Provided information –
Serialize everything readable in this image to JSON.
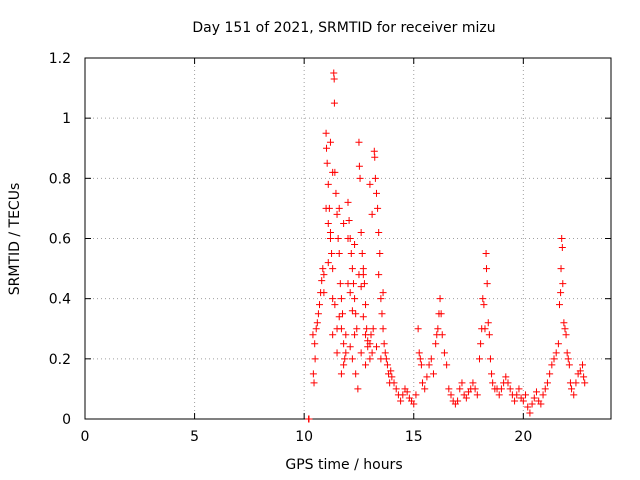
{
  "chart_data": {
    "type": "scatter",
    "title": "Day 151 of 2021, SRMTID for receiver mizu",
    "xlabel": "GPS time / hours",
    "ylabel": "SRMTID / TECUs",
    "xlim": [
      0,
      24
    ],
    "ylim": [
      0,
      1.2
    ],
    "xticks": [
      0,
      5,
      10,
      15,
      20
    ],
    "yticks": [
      0,
      0.2,
      0.4,
      0.6,
      0.8,
      1,
      1.2
    ],
    "xtick_labels": [
      "0",
      "5",
      "10",
      "15",
      "20"
    ],
    "ytick_labels": [
      "0",
      "0.2",
      "0.4",
      "0.6",
      "0.8",
      "1",
      "1.2"
    ],
    "grid": true,
    "marker": "+",
    "color": "#ff0000",
    "series": [
      {
        "name": "SRMTID",
        "points": [
          [
            10.2,
            0.0
          ],
          [
            10.22,
            0.0
          ],
          [
            10.4,
            0.28
          ],
          [
            10.42,
            0.15
          ],
          [
            10.45,
            0.12
          ],
          [
            10.48,
            0.25
          ],
          [
            10.5,
            0.2
          ],
          [
            10.55,
            0.3
          ],
          [
            10.6,
            0.32
          ],
          [
            10.65,
            0.35
          ],
          [
            10.7,
            0.38
          ],
          [
            10.75,
            0.42
          ],
          [
            10.8,
            0.46
          ],
          [
            10.85,
            0.5
          ],
          [
            10.9,
            0.48
          ],
          [
            11.0,
            0.95
          ],
          [
            11.02,
            0.9
          ],
          [
            11.05,
            0.85
          ],
          [
            11.1,
            0.78
          ],
          [
            11.15,
            0.7
          ],
          [
            11.2,
            0.6
          ],
          [
            11.25,
            0.55
          ],
          [
            11.3,
            0.5
          ],
          [
            11.35,
            1.15
          ],
          [
            11.37,
            1.13
          ],
          [
            11.38,
            1.05
          ],
          [
            11.4,
            0.82
          ],
          [
            11.45,
            0.75
          ],
          [
            11.5,
            0.68
          ],
          [
            11.55,
            0.6
          ],
          [
            11.6,
            0.55
          ],
          [
            11.65,
            0.45
          ],
          [
            11.7,
            0.4
          ],
          [
            11.75,
            0.35
          ],
          [
            11.8,
            0.25
          ],
          [
            11.85,
            0.2
          ],
          [
            11.0,
            0.7
          ],
          [
            11.1,
            0.65
          ],
          [
            11.2,
            0.62
          ],
          [
            11.3,
            0.4
          ],
          [
            11.4,
            0.38
          ],
          [
            11.5,
            0.3
          ],
          [
            11.6,
            0.34
          ],
          [
            11.7,
            0.3
          ],
          [
            11.8,
            0.18
          ],
          [
            11.9,
            0.22
          ],
          [
            12.0,
            0.72
          ],
          [
            12.05,
            0.66
          ],
          [
            12.1,
            0.6
          ],
          [
            12.15,
            0.55
          ],
          [
            12.2,
            0.5
          ],
          [
            12.25,
            0.45
          ],
          [
            12.3,
            0.4
          ],
          [
            12.35,
            0.35
          ],
          [
            12.4,
            0.3
          ],
          [
            12.45,
            0.1
          ],
          [
            12.5,
            0.92
          ],
          [
            12.52,
            0.84
          ],
          [
            12.55,
            0.8
          ],
          [
            12.6,
            0.62
          ],
          [
            12.65,
            0.55
          ],
          [
            12.7,
            0.5
          ],
          [
            12.75,
            0.45
          ],
          [
            12.8,
            0.38
          ],
          [
            12.85,
            0.3
          ],
          [
            12.9,
            0.26
          ],
          [
            12.0,
            0.45
          ],
          [
            12.1,
            0.42
          ],
          [
            12.2,
            0.36
          ],
          [
            12.3,
            0.28
          ],
          [
            12.5,
            0.48
          ],
          [
            12.6,
            0.44
          ],
          [
            12.7,
            0.34
          ],
          [
            12.8,
            0.28
          ],
          [
            12.9,
            0.24
          ],
          [
            13.0,
            0.25
          ],
          [
            13.05,
            0.28
          ],
          [
            13.1,
            0.22
          ],
          [
            13.15,
            0.3
          ],
          [
            13.2,
            0.89
          ],
          [
            13.22,
            0.87
          ],
          [
            13.25,
            0.8
          ],
          [
            13.3,
            0.75
          ],
          [
            13.35,
            0.7
          ],
          [
            13.4,
            0.62
          ],
          [
            13.45,
            0.55
          ],
          [
            13.5,
            0.4
          ],
          [
            13.55,
            0.35
          ],
          [
            13.6,
            0.3
          ],
          [
            13.65,
            0.25
          ],
          [
            13.7,
            0.22
          ],
          [
            13.75,
            0.2
          ],
          [
            13.8,
            0.18
          ],
          [
            13.85,
            0.15
          ],
          [
            13.9,
            0.12
          ],
          [
            13.95,
            0.16
          ],
          [
            14.0,
            0.14
          ],
          [
            14.1,
            0.12
          ],
          [
            14.2,
            0.1
          ],
          [
            14.3,
            0.08
          ],
          [
            14.4,
            0.06
          ],
          [
            14.5,
            0.08
          ],
          [
            14.6,
            0.1
          ],
          [
            14.7,
            0.09
          ],
          [
            14.8,
            0.07
          ],
          [
            14.9,
            0.06
          ],
          [
            15.0,
            0.05
          ],
          [
            15.1,
            0.08
          ],
          [
            15.2,
            0.3
          ],
          [
            15.25,
            0.22
          ],
          [
            15.3,
            0.2
          ],
          [
            15.35,
            0.18
          ],
          [
            15.4,
            0.12
          ],
          [
            15.5,
            0.1
          ],
          [
            15.6,
            0.14
          ],
          [
            15.7,
            0.18
          ],
          [
            15.8,
            0.2
          ],
          [
            15.9,
            0.15
          ],
          [
            16.0,
            0.25
          ],
          [
            16.05,
            0.28
          ],
          [
            16.1,
            0.3
          ],
          [
            16.15,
            0.35
          ],
          [
            16.2,
            0.4
          ],
          [
            16.25,
            0.35
          ],
          [
            16.3,
            0.28
          ],
          [
            16.4,
            0.22
          ],
          [
            16.5,
            0.18
          ],
          [
            16.6,
            0.1
          ],
          [
            16.7,
            0.08
          ],
          [
            16.8,
            0.06
          ],
          [
            16.9,
            0.05
          ],
          [
            17.0,
            0.06
          ],
          [
            17.1,
            0.1
          ],
          [
            17.2,
            0.12
          ],
          [
            17.3,
            0.08
          ],
          [
            17.4,
            0.07
          ],
          [
            17.5,
            0.09
          ],
          [
            17.6,
            0.1
          ],
          [
            17.7,
            0.12
          ],
          [
            17.8,
            0.1
          ],
          [
            17.9,
            0.08
          ],
          [
            18.0,
            0.2
          ],
          [
            18.05,
            0.25
          ],
          [
            18.1,
            0.3
          ],
          [
            18.15,
            0.4
          ],
          [
            18.2,
            0.38
          ],
          [
            18.25,
            0.3
          ],
          [
            18.3,
            0.55
          ],
          [
            18.32,
            0.5
          ],
          [
            18.35,
            0.45
          ],
          [
            18.4,
            0.32
          ],
          [
            18.45,
            0.28
          ],
          [
            18.5,
            0.2
          ],
          [
            18.55,
            0.15
          ],
          [
            18.6,
            0.12
          ],
          [
            18.7,
            0.1
          ],
          [
            18.8,
            0.1
          ],
          [
            18.9,
            0.08
          ],
          [
            19.0,
            0.1
          ],
          [
            19.1,
            0.12
          ],
          [
            19.2,
            0.14
          ],
          [
            19.3,
            0.12
          ],
          [
            19.4,
            0.1
          ],
          [
            19.5,
            0.08
          ],
          [
            19.6,
            0.06
          ],
          [
            19.7,
            0.08
          ],
          [
            19.8,
            0.1
          ],
          [
            19.9,
            0.07
          ],
          [
            20.0,
            0.06
          ],
          [
            20.1,
            0.08
          ],
          [
            20.2,
            0.04
          ],
          [
            20.3,
            0.02
          ],
          [
            20.4,
            0.05
          ],
          [
            20.5,
            0.07
          ],
          [
            20.6,
            0.09
          ],
          [
            20.7,
            0.06
          ],
          [
            20.8,
            0.05
          ],
          [
            20.9,
            0.08
          ],
          [
            21.0,
            0.1
          ],
          [
            21.1,
            0.12
          ],
          [
            21.2,
            0.15
          ],
          [
            21.3,
            0.18
          ],
          [
            21.4,
            0.2
          ],
          [
            21.5,
            0.22
          ],
          [
            21.6,
            0.25
          ],
          [
            21.65,
            0.38
          ],
          [
            21.7,
            0.42
          ],
          [
            21.72,
            0.5
          ],
          [
            21.75,
            0.6
          ],
          [
            21.78,
            0.57
          ],
          [
            21.8,
            0.45
          ],
          [
            21.85,
            0.32
          ],
          [
            21.9,
            0.3
          ],
          [
            21.95,
            0.28
          ],
          [
            22.0,
            0.22
          ],
          [
            22.05,
            0.2
          ],
          [
            22.1,
            0.18
          ],
          [
            22.15,
            0.12
          ],
          [
            22.2,
            0.1
          ],
          [
            22.3,
            0.08
          ],
          [
            22.4,
            0.12
          ],
          [
            22.5,
            0.15
          ],
          [
            22.6,
            0.16
          ],
          [
            22.7,
            0.18
          ],
          [
            22.75,
            0.14
          ],
          [
            22.8,
            0.12
          ],
          [
            11.2,
            0.92
          ],
          [
            11.3,
            0.82
          ],
          [
            11.6,
            0.7
          ],
          [
            11.8,
            0.65
          ],
          [
            12.0,
            0.6
          ],
          [
            12.3,
            0.58
          ],
          [
            12.7,
            0.48
          ],
          [
            13.0,
            0.78
          ],
          [
            13.1,
            0.68
          ],
          [
            13.4,
            0.48
          ],
          [
            13.6,
            0.42
          ],
          [
            10.9,
            0.42
          ],
          [
            11.1,
            0.52
          ],
          [
            11.3,
            0.28
          ],
          [
            11.5,
            0.22
          ],
          [
            11.7,
            0.15
          ],
          [
            11.9,
            0.28
          ],
          [
            12.1,
            0.24
          ],
          [
            12.2,
            0.2
          ],
          [
            12.35,
            0.15
          ],
          [
            12.6,
            0.22
          ],
          [
            12.8,
            0.18
          ],
          [
            13.0,
            0.2
          ],
          [
            13.3,
            0.24
          ],
          [
            13.5,
            0.2
          ]
        ]
      }
    ]
  }
}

What this task involves –
Show, from the listing above, each line that contains the word "SRMTID".

Solution for this task –
    "title": "Day 151 of 2021, SRMTID for receiver mizu",
    "ylabel": "SRMTID / TECUs",
        "name": "SRMTID",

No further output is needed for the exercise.